__EXERCISE INPUTS__:
--
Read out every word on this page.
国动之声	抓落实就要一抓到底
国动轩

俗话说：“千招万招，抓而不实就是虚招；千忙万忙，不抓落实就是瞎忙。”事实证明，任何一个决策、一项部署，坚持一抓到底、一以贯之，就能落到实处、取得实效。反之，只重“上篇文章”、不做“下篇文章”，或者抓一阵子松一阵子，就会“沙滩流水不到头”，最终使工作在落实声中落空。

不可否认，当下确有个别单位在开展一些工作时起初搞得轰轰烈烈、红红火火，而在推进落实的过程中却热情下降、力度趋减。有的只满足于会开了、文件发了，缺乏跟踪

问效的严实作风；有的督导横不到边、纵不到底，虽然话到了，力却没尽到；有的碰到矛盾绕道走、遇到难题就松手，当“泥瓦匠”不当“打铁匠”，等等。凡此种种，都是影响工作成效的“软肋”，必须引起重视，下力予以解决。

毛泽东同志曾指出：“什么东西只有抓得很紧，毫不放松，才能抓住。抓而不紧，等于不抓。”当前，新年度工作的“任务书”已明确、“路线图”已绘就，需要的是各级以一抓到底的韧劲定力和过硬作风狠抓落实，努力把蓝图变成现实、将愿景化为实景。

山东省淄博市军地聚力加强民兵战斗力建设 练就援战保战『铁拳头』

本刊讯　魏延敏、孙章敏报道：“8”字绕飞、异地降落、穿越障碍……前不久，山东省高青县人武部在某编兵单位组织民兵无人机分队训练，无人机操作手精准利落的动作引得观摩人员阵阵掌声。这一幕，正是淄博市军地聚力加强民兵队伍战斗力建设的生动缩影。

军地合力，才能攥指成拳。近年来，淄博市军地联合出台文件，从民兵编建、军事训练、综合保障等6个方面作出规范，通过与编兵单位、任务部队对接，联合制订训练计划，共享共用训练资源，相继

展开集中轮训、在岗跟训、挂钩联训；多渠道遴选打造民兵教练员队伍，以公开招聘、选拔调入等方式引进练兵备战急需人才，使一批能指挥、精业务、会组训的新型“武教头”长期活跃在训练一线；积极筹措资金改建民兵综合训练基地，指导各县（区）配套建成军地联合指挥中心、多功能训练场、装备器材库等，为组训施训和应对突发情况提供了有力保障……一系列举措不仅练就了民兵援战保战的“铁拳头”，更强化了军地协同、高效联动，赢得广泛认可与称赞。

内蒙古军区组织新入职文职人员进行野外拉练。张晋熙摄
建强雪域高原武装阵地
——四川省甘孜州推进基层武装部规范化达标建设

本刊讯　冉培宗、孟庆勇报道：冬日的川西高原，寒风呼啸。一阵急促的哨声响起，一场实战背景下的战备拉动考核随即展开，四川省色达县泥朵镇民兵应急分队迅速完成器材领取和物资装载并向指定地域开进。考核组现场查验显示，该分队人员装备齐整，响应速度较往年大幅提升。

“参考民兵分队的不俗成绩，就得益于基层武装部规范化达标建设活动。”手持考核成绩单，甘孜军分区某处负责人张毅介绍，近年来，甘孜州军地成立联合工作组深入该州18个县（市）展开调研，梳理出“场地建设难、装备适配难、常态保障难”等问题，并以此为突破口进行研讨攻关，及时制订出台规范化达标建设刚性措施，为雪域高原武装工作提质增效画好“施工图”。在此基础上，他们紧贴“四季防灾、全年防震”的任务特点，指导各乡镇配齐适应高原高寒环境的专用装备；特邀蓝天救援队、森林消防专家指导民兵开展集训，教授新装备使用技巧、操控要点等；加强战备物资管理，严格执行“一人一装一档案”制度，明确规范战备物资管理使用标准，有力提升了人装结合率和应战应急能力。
--
__GIVEN REQUEST__: Give an exact repetition of all the material.

__FULL SOLUTION__:
Read out every word on this page.
国动之声	抓落实就要一抓到底
国动轩

俗话说：“千招万招，抓而不实就是虚招；千忙万忙，不抓落实就是瞎忙。”事实证明，任何一个决策、一项部署，坚持一抓到底、一以贯之，就能落到实处、取得实效。反之，只重“上篇文章”、不做“下篇文章”，或者抓一阵子松一阵子，就会“沙滩流水不到头”，最终使工作在落实声中落空。

不可否认，当下确有个别单位在开展一些工作时起初搞得轰轰烈烈、红红火火，而在推进落实的过程中却热情下降、力度趋减。有的只满足于会开了、文件发了，缺乏跟踪

问效的严实作风；有的督导横不到边、纵不到底，虽然话到了，力却没尽到；有的碰到矛盾绕道走、遇到难题就松手，当“泥瓦匠”不当“打铁匠”，等等。凡此种种，都是影响工作成效的“软肋”，必须引起重视，下力予以解决。

毛泽东同志曾指出：“什么东西只有抓得很紧，毫不放松，才能抓住。抓而不紧，等于不抓。”当前，新年度工作的“任务书”已明确、“路线图”已绘就，需要的是各级以一抓到底的韧劲定力和过硬作风狠抓落实，努力把蓝图变成现实、将愿景化为实景。

山东省淄博市军地聚力加强民兵战斗力建设 练就援战保战『铁拳头』

本刊讯　魏延敏、孙章敏报道：“8”字绕飞、异地降落、穿越障碍……前不久，山东省高青县人武部在某编兵单位组织民兵无人机分队训练，无人机操作手精准利落的动作引得观摩人员阵阵掌声。这一幕，正是淄博市军地聚力加强民兵队伍战斗力建设的生动缩影。

军地合力，才能攥指成拳。近年来，淄博市军地联合出台文件，从民兵编建、军事训练、综合保障等6个方面作出规范，通过与编兵单位、任务部队对接，联合制订训练计划，共享共用训练资源，相继

展开集中轮训、在岗跟训、挂钩联训；多渠道遴选打造民兵教练员队伍，以公开招聘、选拔调入等方式引进练兵备战急需人才，使一批能指挥、精业务、会组训的新型“武教头”长期活跃在训练一线；积极筹措资金改建民兵综合训练基地，指导各县（区）配套建成军地联合指挥中心、多功能训练场、装备器材库等，为组训施训和应对突发情况提供了有力保障……一系列举措不仅练就了民兵援战保战的“铁拳头”，更强化了军地协同、高效联动，赢得广泛认可与称赞。

内蒙古军区组织新入职文职人员进行野外拉练。张晋熙摄
建强雪域高原武装阵地
——四川省甘孜州推进基层武装部规范化达标建设

本刊讯　冉培宗、孟庆勇报道：冬日的川西高原，寒风呼啸。一阵急促的哨声响起，一场实战背景下的战备拉动考核随即展开，四川省色达县泥朵镇民兵应急分队迅速完成器材领取和物资装载并向指定地域开进。考核组现场查验显示，该分队人员装备齐整，响应速度较往年大幅提升。

“参考民兵分队的不俗成绩，就得益于基层武装部规范化达标建设活动。”手持考核成绩单，甘孜军分区某处负责人张毅介绍，近年来，甘孜州军地成立联合工作组深入该州18个县（市）展开调研，梳理出“场地建设难、装备适配难、常态保障难”等问题，并以此为突破口进行研讨攻关，及时制订出台规范化达标建设刚性措施，为雪域高原武装工作提质增效画好“施工图”。在此基础上，他们紧贴“四季防灾、全年防震”的任务特点，指导各乡镇配齐适应高原高寒环境的专用装备；特邀蓝天救援队、森林消防专家指导民兵开展集训，教授新装备使用技巧、操控要点等；加强战备物资管理，严格执行“一人一装一档案”制度，明确规范战备物资管理使用标准，有力提升了人装结合率和应战应急能力。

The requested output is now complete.